#### WHAT THE TASK ASKS
Quote the entries word for word, starting at the very first line and ending at the line that contains "97, 596, 206]", with both of those lines included.

┄┄┄┄┄┄┄┄┄┄┄┄┄┄┄┄┄┄┄┄

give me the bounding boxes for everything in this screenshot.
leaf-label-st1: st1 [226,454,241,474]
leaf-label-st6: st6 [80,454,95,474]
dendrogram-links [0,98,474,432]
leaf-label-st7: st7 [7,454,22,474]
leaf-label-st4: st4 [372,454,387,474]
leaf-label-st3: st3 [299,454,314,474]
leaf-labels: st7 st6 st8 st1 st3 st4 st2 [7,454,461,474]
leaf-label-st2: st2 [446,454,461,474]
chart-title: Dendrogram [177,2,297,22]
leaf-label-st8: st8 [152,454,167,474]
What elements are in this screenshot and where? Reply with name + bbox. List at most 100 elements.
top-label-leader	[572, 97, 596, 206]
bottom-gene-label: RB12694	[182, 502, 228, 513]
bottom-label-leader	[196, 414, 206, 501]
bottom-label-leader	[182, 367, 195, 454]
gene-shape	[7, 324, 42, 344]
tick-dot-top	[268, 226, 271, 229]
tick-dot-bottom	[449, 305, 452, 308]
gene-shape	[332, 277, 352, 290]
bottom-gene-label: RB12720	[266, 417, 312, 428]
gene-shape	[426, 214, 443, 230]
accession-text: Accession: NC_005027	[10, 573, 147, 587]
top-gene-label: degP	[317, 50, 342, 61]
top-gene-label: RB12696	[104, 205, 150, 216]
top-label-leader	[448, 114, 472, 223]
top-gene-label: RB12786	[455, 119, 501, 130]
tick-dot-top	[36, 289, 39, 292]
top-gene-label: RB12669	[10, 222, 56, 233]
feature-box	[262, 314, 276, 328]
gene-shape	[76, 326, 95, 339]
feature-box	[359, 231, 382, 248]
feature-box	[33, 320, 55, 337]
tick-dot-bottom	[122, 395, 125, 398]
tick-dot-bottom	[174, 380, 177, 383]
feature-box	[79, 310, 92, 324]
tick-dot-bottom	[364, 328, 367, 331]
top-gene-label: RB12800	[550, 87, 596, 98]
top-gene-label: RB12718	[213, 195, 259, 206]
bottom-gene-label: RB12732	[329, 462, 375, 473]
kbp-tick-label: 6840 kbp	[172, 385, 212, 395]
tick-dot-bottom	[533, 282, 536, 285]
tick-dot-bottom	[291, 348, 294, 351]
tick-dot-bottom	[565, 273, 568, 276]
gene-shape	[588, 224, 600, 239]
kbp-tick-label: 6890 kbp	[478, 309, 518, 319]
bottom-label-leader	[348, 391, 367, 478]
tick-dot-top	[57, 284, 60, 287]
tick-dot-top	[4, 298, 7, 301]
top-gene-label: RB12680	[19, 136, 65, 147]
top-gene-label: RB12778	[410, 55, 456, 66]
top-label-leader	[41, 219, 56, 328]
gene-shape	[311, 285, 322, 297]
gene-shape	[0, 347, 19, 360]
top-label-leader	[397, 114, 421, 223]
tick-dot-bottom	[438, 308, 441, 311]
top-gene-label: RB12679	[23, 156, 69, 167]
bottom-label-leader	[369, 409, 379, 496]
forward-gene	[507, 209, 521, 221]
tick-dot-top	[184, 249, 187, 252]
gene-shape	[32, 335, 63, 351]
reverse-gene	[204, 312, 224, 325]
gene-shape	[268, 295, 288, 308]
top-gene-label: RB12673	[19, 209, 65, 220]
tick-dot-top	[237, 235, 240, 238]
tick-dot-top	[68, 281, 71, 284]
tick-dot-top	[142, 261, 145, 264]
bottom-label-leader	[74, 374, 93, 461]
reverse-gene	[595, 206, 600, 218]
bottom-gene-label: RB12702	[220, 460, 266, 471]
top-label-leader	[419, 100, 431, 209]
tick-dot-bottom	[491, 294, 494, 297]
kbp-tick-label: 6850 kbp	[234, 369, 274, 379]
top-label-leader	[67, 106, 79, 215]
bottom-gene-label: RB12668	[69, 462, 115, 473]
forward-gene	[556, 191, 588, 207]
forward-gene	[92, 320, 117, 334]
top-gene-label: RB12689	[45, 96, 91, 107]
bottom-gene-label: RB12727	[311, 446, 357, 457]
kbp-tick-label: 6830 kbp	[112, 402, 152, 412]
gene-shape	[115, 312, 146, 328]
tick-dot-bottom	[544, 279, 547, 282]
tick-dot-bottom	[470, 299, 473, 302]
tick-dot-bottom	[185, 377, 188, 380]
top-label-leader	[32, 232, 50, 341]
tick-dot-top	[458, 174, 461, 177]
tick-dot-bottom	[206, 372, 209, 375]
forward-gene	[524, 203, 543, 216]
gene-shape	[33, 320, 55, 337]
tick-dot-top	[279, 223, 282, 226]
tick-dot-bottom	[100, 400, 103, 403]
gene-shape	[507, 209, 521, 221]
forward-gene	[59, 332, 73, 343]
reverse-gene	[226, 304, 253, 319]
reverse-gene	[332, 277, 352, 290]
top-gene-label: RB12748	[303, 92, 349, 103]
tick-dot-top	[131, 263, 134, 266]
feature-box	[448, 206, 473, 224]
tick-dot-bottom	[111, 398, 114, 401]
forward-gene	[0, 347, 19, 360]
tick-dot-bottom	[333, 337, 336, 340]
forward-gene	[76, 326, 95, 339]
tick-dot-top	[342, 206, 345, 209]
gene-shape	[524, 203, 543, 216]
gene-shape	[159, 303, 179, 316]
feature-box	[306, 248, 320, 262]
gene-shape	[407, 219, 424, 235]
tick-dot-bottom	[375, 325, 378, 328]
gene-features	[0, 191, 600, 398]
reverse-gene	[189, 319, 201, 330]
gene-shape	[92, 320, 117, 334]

┄┄┄┄┄┄┄┄┄┄┄┄┄┄┄┄┄┄┄┄

#### SOLVED PROBLEM
give me the bounding boxes for everything in this screenshot.
leaf-label-st1: st1 [226,454,241,474]
leaf-label-st6: st6 [80,454,95,474]
dendrogram-links [0,98,474,432]
leaf-label-st7: st7 [7,454,22,474]
leaf-label-st4: st4 [372,454,387,474]
leaf-label-st3: st3 [299,454,314,474]
leaf-labels: st7 st6 st8 st1 st3 st4 st2 [7,454,461,474]
leaf-label-st2: st2 [446,454,461,474]
chart-title: Dendrogram [177,2,297,22]
leaf-label-st8: st8 [152,454,167,474]
What elements are in this screenshot and where? Reply with name + bbox. List at most 100 elements.
top-label-leader	[572, 97, 596, 206]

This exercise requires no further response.